# WRITTEN EXERCISE
Every line that holds the string "developor" is to be identified and copied.

— Start INPUT DATA —

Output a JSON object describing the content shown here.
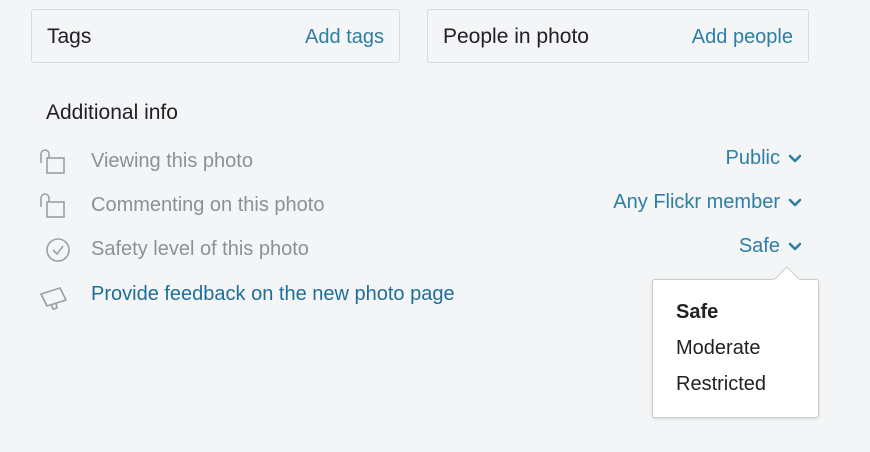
{
  "tags": {
    "title": "Tags",
    "action": "Add tags"
  },
  "people": {
    "title": "People in photo",
    "action": "Add people"
  },
  "additional_info": {
    "title": "Additional info",
    "rows": [
      {
        "label": "Viewing this photo",
        "value": "Public",
        "icon": "unlock-icon"
      },
      {
        "label": "Commenting on this photo",
        "value": "Any Flickr member",
        "icon": "unlock-icon"
      },
      {
        "label": "Safety level of this photo",
        "value": "Safe",
        "icon": "check-circle-icon"
      }
    ],
    "feedback": {
      "label": "Provide feedback on the new photo page",
      "icon": "megaphone-icon"
    }
  },
  "safety_dropdown": {
    "selected": "Safe",
    "options": [
      "Safe",
      "Moderate",
      "Restricted"
    ]
  },
  "colors": {
    "link": "#2e7ea6",
    "muted_text": "#8d9196",
    "text": "#212124",
    "background": "#f3f5f6"
  }
}
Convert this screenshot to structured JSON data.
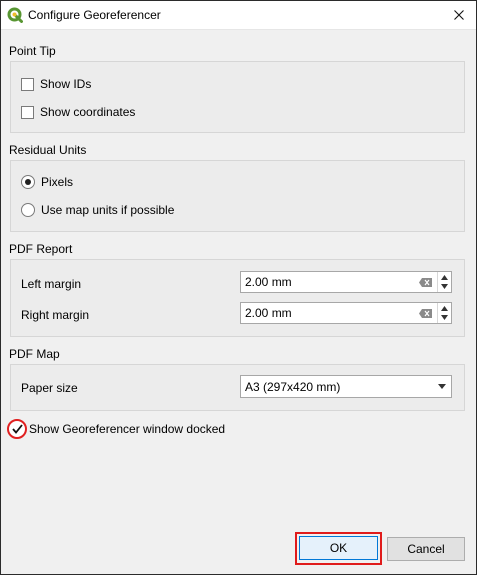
{
  "window": {
    "title": "Configure Georeferencer"
  },
  "point_tip": {
    "title": "Point Tip",
    "show_ids": {
      "label": "Show IDs",
      "checked": false
    },
    "show_coordinates": {
      "label": "Show coordinates",
      "checked": false
    }
  },
  "residual_units": {
    "title": "Residual Units",
    "options": [
      {
        "label": "Pixels",
        "selected": true
      },
      {
        "label": "Use map units if possible",
        "selected": false
      }
    ]
  },
  "pdf_report": {
    "title": "PDF Report",
    "left_margin": {
      "label": "Left margin",
      "value": "2.00 mm"
    },
    "right_margin": {
      "label": "Right margin",
      "value": "2.00 mm"
    }
  },
  "pdf_map": {
    "title": "PDF Map",
    "paper_size": {
      "label": "Paper size",
      "value": "A3 (297x420 mm)"
    }
  },
  "docked": {
    "label": "Show Georeferencer window docked",
    "checked": true
  },
  "buttons": {
    "ok": "OK",
    "cancel": "Cancel"
  },
  "colors": {
    "highlight": "#e01b1b",
    "qgis_green": "#589632",
    "qgis_yellow": "#eebd2c"
  }
}
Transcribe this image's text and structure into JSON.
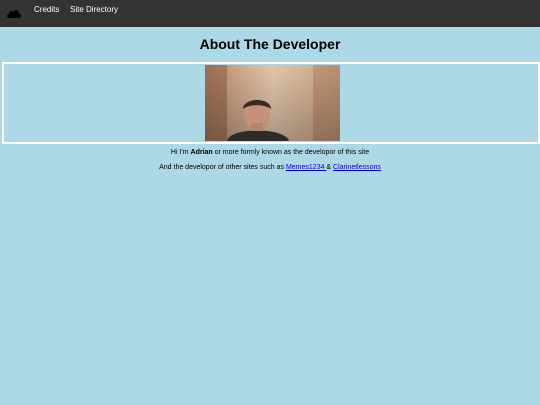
{
  "nav": {
    "logo_icon": "cloud-icon",
    "links": [
      {
        "label": "Credits"
      },
      {
        "label": "Site Directory"
      }
    ]
  },
  "page": {
    "title": "About The Developer",
    "background_color": "#add8e6",
    "navbar_color": "#333333"
  },
  "photo": {
    "subject": "photo of the developer"
  },
  "bio": {
    "line1_prefix": "Hi I'm ",
    "line1_name": "Adrian",
    "line1_suffix": " or more formly known as the developor of this site",
    "line2_prefix": "And the developor of other sites such as ",
    "link1": "Memes1234 ",
    "separator": " & ",
    "link2": "Clarinetlessons"
  }
}
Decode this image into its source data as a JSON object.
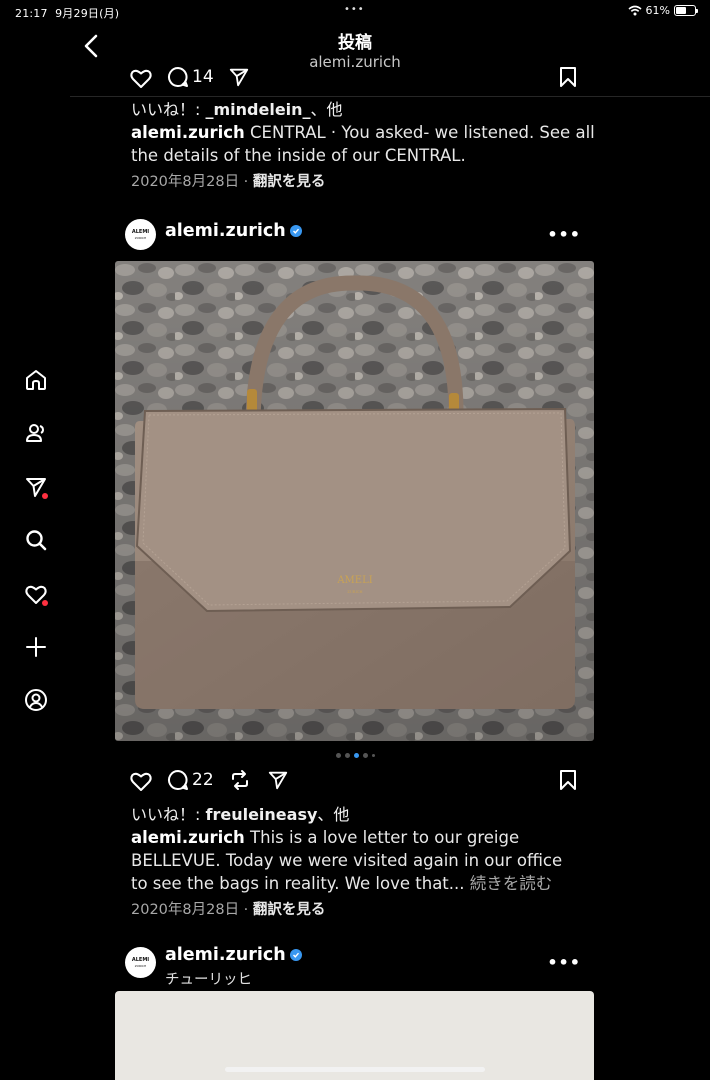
{
  "status_bar": {
    "time": "21:17",
    "date": "9月29日(月)",
    "dots": "•••",
    "battery_pct": "61%",
    "battery_level": 0.61
  },
  "header": {
    "title": "投稿",
    "subtitle": "alemi.zurich"
  },
  "nav": [
    "home-icon",
    "people-icon",
    "send-icon",
    "search-icon",
    "heart-icon",
    "plus-icon",
    "profile-icon"
  ],
  "post1": {
    "comment_count": "14",
    "likes_prefix": "いいね！: ",
    "likes_user": "_mindelein_",
    "likes_suffix": "、他",
    "caption_user": "alemi.zurich",
    "caption_text": " CENTRAL · You asked- we listened. See all the details of the inside of our CENTRAL.",
    "date": "2020年8月28日",
    "separator": " · ",
    "translate": "翻訳を見る"
  },
  "post2": {
    "avatar_text": "ALEMI",
    "avatar_sub": "ZURICH",
    "username": "alemi.zurich",
    "more": "•••",
    "bag_brand": "AMELI",
    "bag_brand_sub": "ZURICH",
    "comment_count": "22",
    "likes_prefix": "いいね！: ",
    "likes_user": "freuleineasy",
    "likes_suffix": "、他",
    "caption_user": "alemi.zurich",
    "caption_text": " This is a love letter to our greige BELLEVUE. Today we were visited again in our office to see the bags in reality. We love that...",
    "read_more": " 続きを読む",
    "date": "2020年8月28日",
    "separator": " · ",
    "translate": "翻訳を見る"
  },
  "post3": {
    "avatar_text": "ALEMI",
    "avatar_sub": "ZURICH",
    "username": "alemi.zurich",
    "location": "チューリッヒ",
    "more": "•••"
  },
  "colors": {
    "background": "#000000",
    "verified": "#3897f0",
    "notification": "#ff3040"
  }
}
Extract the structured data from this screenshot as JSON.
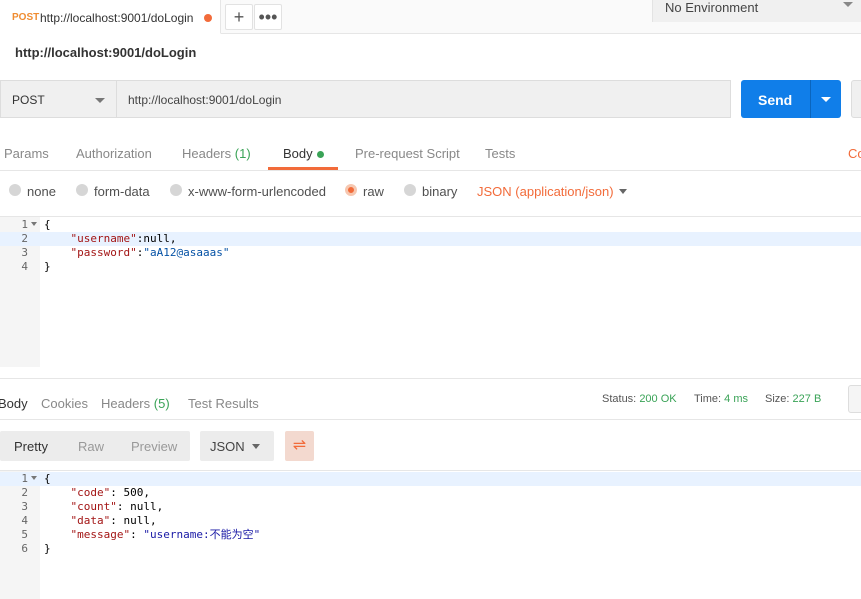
{
  "tab": {
    "method": "POST",
    "url": "http://localhost:9001/doLogin"
  },
  "environment": {
    "selected": "No Environment"
  },
  "request": {
    "name": "http://localhost:9001/doLogin",
    "method": "POST",
    "url": "http://localhost:9001/doLogin",
    "send_label": "Send"
  },
  "request_tabs": {
    "params": "Params",
    "authorization": "Authorization",
    "headers": "Headers",
    "headers_count": "(1)",
    "body": "Body",
    "pre_request": "Pre-request Script",
    "tests": "Tests",
    "cookies_partial": "Co"
  },
  "body_types": {
    "none": "none",
    "form_data": "form-data",
    "urlencoded": "x-www-form-urlencoded",
    "raw": "raw",
    "binary": "binary",
    "content_type": "JSON (application/json)"
  },
  "request_body": {
    "line_numbers": [
      "1",
      "2",
      "3",
      "4"
    ],
    "lines": [
      {
        "t": "{"
      },
      {
        "key": "\"username\"",
        "rest": ":null,"
      },
      {
        "key": "\"password\"",
        "sep": ":",
        "str": "\"aA12@asaaas\""
      },
      {
        "t": "}"
      }
    ]
  },
  "response_tabs": {
    "body": "Body",
    "cookies": "Cookies",
    "headers": "Headers",
    "headers_count": "(5)",
    "test_results": "Test Results"
  },
  "response_status": {
    "status_label": "Status:",
    "status_value": "200 OK",
    "time_label": "Time:",
    "time_value": "4 ms",
    "size_label": "Size:",
    "size_value": "227 B"
  },
  "view_modes": {
    "pretty": "Pretty",
    "raw": "Raw",
    "preview": "Preview",
    "format": "JSON"
  },
  "response_body": {
    "line_numbers": [
      "1",
      "2",
      "3",
      "4",
      "5",
      "6"
    ],
    "lines": [
      {
        "t": "{"
      },
      {
        "key": "\"code\"",
        "rest": ": 500,"
      },
      {
        "key": "\"count\"",
        "rest": ": null,"
      },
      {
        "key": "\"data\"",
        "rest": ": null,"
      },
      {
        "key": "\"message\"",
        "sep": ": ",
        "str": "\"username:不能为空\""
      },
      {
        "t": "}"
      }
    ]
  }
}
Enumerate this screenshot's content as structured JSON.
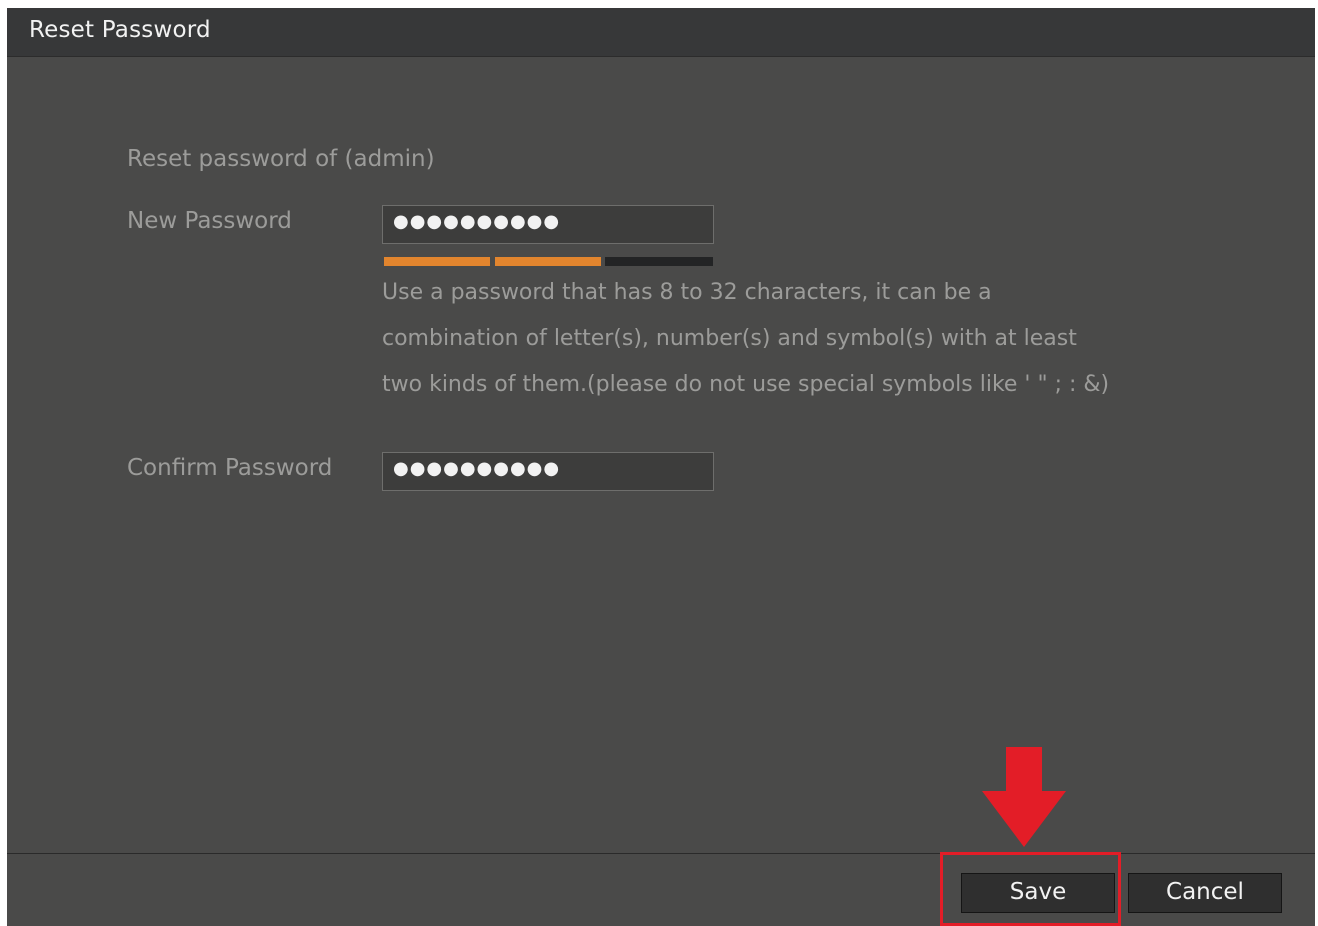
{
  "dialog": {
    "title": "Reset Password"
  },
  "form": {
    "reset_for": "Reset password of (admin)",
    "new_password_label": "New Password",
    "new_password_value": "●●●●●●●●●●",
    "password_strength_level": 2,
    "password_strength_total": 3,
    "hint_lines": [
      "Use a password that has 8 to 32 characters, it can be a",
      "combination of letter(s), number(s) and symbol(s) with at least",
      "two kinds of them.(please do not use special symbols like ' \" ; : &)"
    ],
    "confirm_password_label": "Confirm Password",
    "confirm_password_value": "●●●●●●●●●●"
  },
  "footer": {
    "save_label": "Save",
    "cancel_label": "Cancel"
  },
  "colors": {
    "strength_active": "#e2852e",
    "strength_inactive": "#232425",
    "highlight": "#e31d27"
  }
}
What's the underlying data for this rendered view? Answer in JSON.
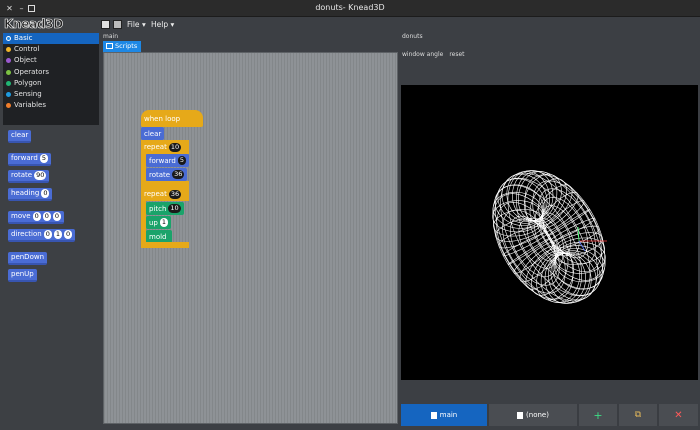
{
  "window": {
    "title": "donuts- Knead3D",
    "ghost_left": "/brew/dump/dummy",
    "ghost_right": "/brew/dump/dummy"
  },
  "app": {
    "logo": "Knead3D"
  },
  "palette": {
    "categories": [
      {
        "label": "Basic",
        "color": "#1565c0",
        "selected": true
      },
      {
        "label": "Control",
        "color": "#f0b429"
      },
      {
        "label": "Object",
        "color": "#9b59d0"
      },
      {
        "label": "Operators",
        "color": "#7cc242"
      },
      {
        "label": "Polygon",
        "color": "#21b573"
      },
      {
        "label": "Sensing",
        "color": "#1e9be0"
      },
      {
        "label": "Variables",
        "color": "#f07d2a"
      }
    ],
    "blocks": {
      "clear": "clear",
      "forward": {
        "label": "forward",
        "value": "5"
      },
      "rotate": {
        "label": "rotate",
        "value": "90"
      },
      "heading": {
        "label": "heading",
        "value": "0"
      },
      "move": {
        "label": "move",
        "values": [
          "0",
          "0",
          "0"
        ]
      },
      "direction": {
        "label": "direction",
        "values": [
          "0",
          "1",
          "0"
        ]
      },
      "penDown": "penDown",
      "penUp": "penUp"
    }
  },
  "toolbar": {
    "file": "File",
    "help": "Help"
  },
  "breadcrumb": "main",
  "scripts_tab": "Scripts",
  "script": {
    "hat": "when loop",
    "clear": "clear",
    "repeat1": {
      "label": "repeat",
      "value": "10"
    },
    "forward": {
      "label": "forward",
      "value": "5"
    },
    "rotate": {
      "label": "rotate",
      "value": "36"
    },
    "repeat2": {
      "label": "repeat",
      "value": "36"
    },
    "pitch": {
      "label": "pitch",
      "value": "10"
    },
    "up": {
      "label": "up",
      "value": "1"
    },
    "mold": "mold"
  },
  "stage": {
    "title": "donuts",
    "options": [
      "window angle",
      "reset"
    ]
  },
  "bottom": {
    "main_tab": "main",
    "none_tab": "(none)",
    "add_icon": "plus-icon",
    "duplicate_icon": "copy-icon",
    "delete_icon": "close-icon"
  }
}
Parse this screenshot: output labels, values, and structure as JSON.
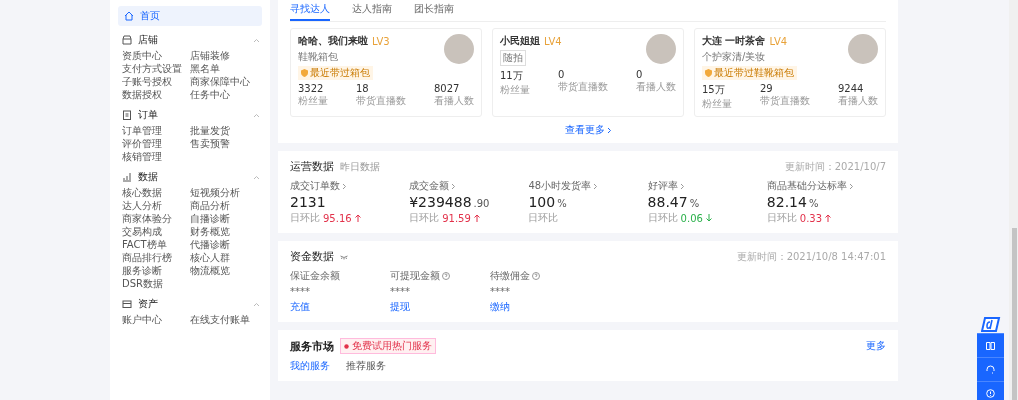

— End INPUT DATA —

# REPLY TO THE TASK
    "line1_suffix": " or more formly known as the developor of this site",
    "line2_prefix": "And the developor of other sites such as ",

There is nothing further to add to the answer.